Material to process:
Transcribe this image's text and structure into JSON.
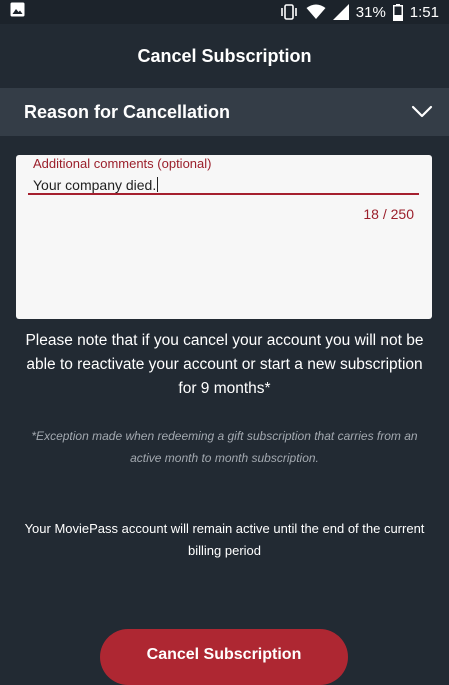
{
  "status_bar": {
    "battery_percent": "31%",
    "time": "1:51",
    "icons": [
      "image-icon",
      "vibrate-icon",
      "wifi-icon",
      "signal-icon",
      "battery-icon"
    ]
  },
  "app_bar": {
    "title": "Cancel Subscription"
  },
  "reason": {
    "label": "Reason for Cancellation",
    "icon": "chevron-down-icon"
  },
  "comments": {
    "label": "Additional comments (optional)",
    "value": "Your company died.",
    "counter": "18 / 250"
  },
  "notice": "Please note that if you cancel your account you will not be able to reactivate your account or start a new subscription for 9 months*",
  "exception": "*Exception made when redeeming a gift subscription that carries from an active month to month subscription.",
  "active_note": "Your MoviePass account will remain active until the end of the current billing period",
  "cancel_button": {
    "label": "Cancel Subscription"
  },
  "colors": {
    "background": "#222a33",
    "accent": "#ae2732",
    "reason_bar": "#343d47",
    "card": "#f7f7f7"
  }
}
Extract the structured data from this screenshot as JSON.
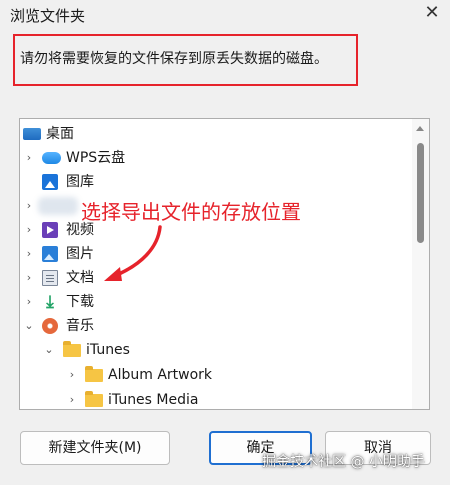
{
  "dialog": {
    "title": "浏览文件夹",
    "close_glyph": "✕"
  },
  "instruction": "请勿将需要恢复的文件保存到原丢失数据的磁盘。",
  "tree": {
    "items": [
      {
        "label": "桌面",
        "icon": "desktop-icon"
      },
      {
        "label": "WPS云盘",
        "icon": "cloud-icon",
        "expander": "›"
      },
      {
        "label": "图库",
        "icon": "gallery-icon"
      },
      {
        "label": "",
        "icon": "blurred-icon",
        "expander": "›"
      },
      {
        "label": "视频",
        "icon": "video-icon",
        "expander": "›"
      },
      {
        "label": "图片",
        "icon": "pictures-icon",
        "expander": "›"
      },
      {
        "label": "文档",
        "icon": "documents-icon",
        "expander": "›"
      },
      {
        "label": "下载",
        "icon": "download-icon",
        "expander": "›"
      },
      {
        "label": "音乐",
        "icon": "music-icon",
        "expander": "⌄"
      },
      {
        "label": "iTunes",
        "icon": "folder-icon",
        "expander": "⌄"
      },
      {
        "label": "Album Artwork",
        "icon": "folder-icon",
        "expander": "›"
      },
      {
        "label": "iTunes Media",
        "icon": "folder-icon",
        "expander": "›"
      }
    ]
  },
  "annotation": "选择导出文件的存放位置",
  "buttons": {
    "new_folder": "新建文件夹(M)",
    "ok": "确定",
    "cancel": "取消"
  },
  "watermark": "掘金技术社区 @ 小明助手",
  "colors": {
    "annotation_red": "#e6232b",
    "default_button_border": "#1f6fd1"
  }
}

Problem description: Omit every picture, then reproduce the rest of the listing exactly.

Exercise answer:
Transcribe this image's text and structure into JSON.
{
  "status_bar": {
    "battery_percent": "31%",
    "time": "1:51",
    "icons": [
      "image-icon",
      "vibrate-icon",
      "wifi-icon",
      "signal-icon",
      "battery-icon"
    ]
  },
  "app_bar": {
    "title": "Cancel Subscription"
  },
  "reason": {
    "label": "Reason for Cancellation",
    "icon": "chevron-down-icon"
  },
  "comments": {
    "label": "Additional comments (optional)",
    "value": "Your company died.",
    "counter": "18 / 250"
  },
  "notice": "Please note that if you cancel your account you will not be able to reactivate your account or start a new subscription for 9 months*",
  "exception": "*Exception made when redeeming a gift subscription that carries from an active month to month subscription.",
  "active_note": "Your MoviePass account will remain active until the end of the current billing period",
  "cancel_button": {
    "label": "Cancel Subscription"
  },
  "colors": {
    "background": "#222a33",
    "accent": "#ae2732",
    "reason_bar": "#343d47",
    "card": "#f7f7f7"
  }
}
Extract the structured data from this screenshot as JSON.
{
  "dialog": {
    "title": "浏览文件夹",
    "close_glyph": "✕"
  },
  "instruction": "请勿将需要恢复的文件保存到原丢失数据的磁盘。",
  "tree": {
    "items": [
      {
        "label": "桌面",
        "icon": "desktop-icon"
      },
      {
        "label": "WPS云盘",
        "icon": "cloud-icon",
        "expander": "›"
      },
      {
        "label": "图库",
        "icon": "gallery-icon"
      },
      {
        "label": "",
        "icon": "blurred-icon",
        "expander": "›"
      },
      {
        "label": "视频",
        "icon": "video-icon",
        "expander": "›"
      },
      {
        "label": "图片",
        "icon": "pictures-icon",
        "expander": "›"
      },
      {
        "label": "文档",
        "icon": "documents-icon",
        "expander": "›"
      },
      {
        "label": "下载",
        "icon": "download-icon",
        "expander": "›"
      },
      {
        "label": "音乐",
        "icon": "music-icon",
        "expander": "⌄"
      },
      {
        "label": "iTunes",
        "icon": "folder-icon",
        "expander": "⌄"
      },
      {
        "label": "Album Artwork",
        "icon": "folder-icon",
        "expander": "›"
      },
      {
        "label": "iTunes Media",
        "icon": "folder-icon",
        "expander": "›"
      }
    ]
  },
  "annotation": "选择导出文件的存放位置",
  "buttons": {
    "new_folder": "新建文件夹(M)",
    "ok": "确定",
    "cancel": "取消"
  },
  "watermark": "掘金技术社区 @ 小明助手",
  "colors": {
    "annotation_red": "#e6232b",
    "default_button_border": "#1f6fd1"
  }
}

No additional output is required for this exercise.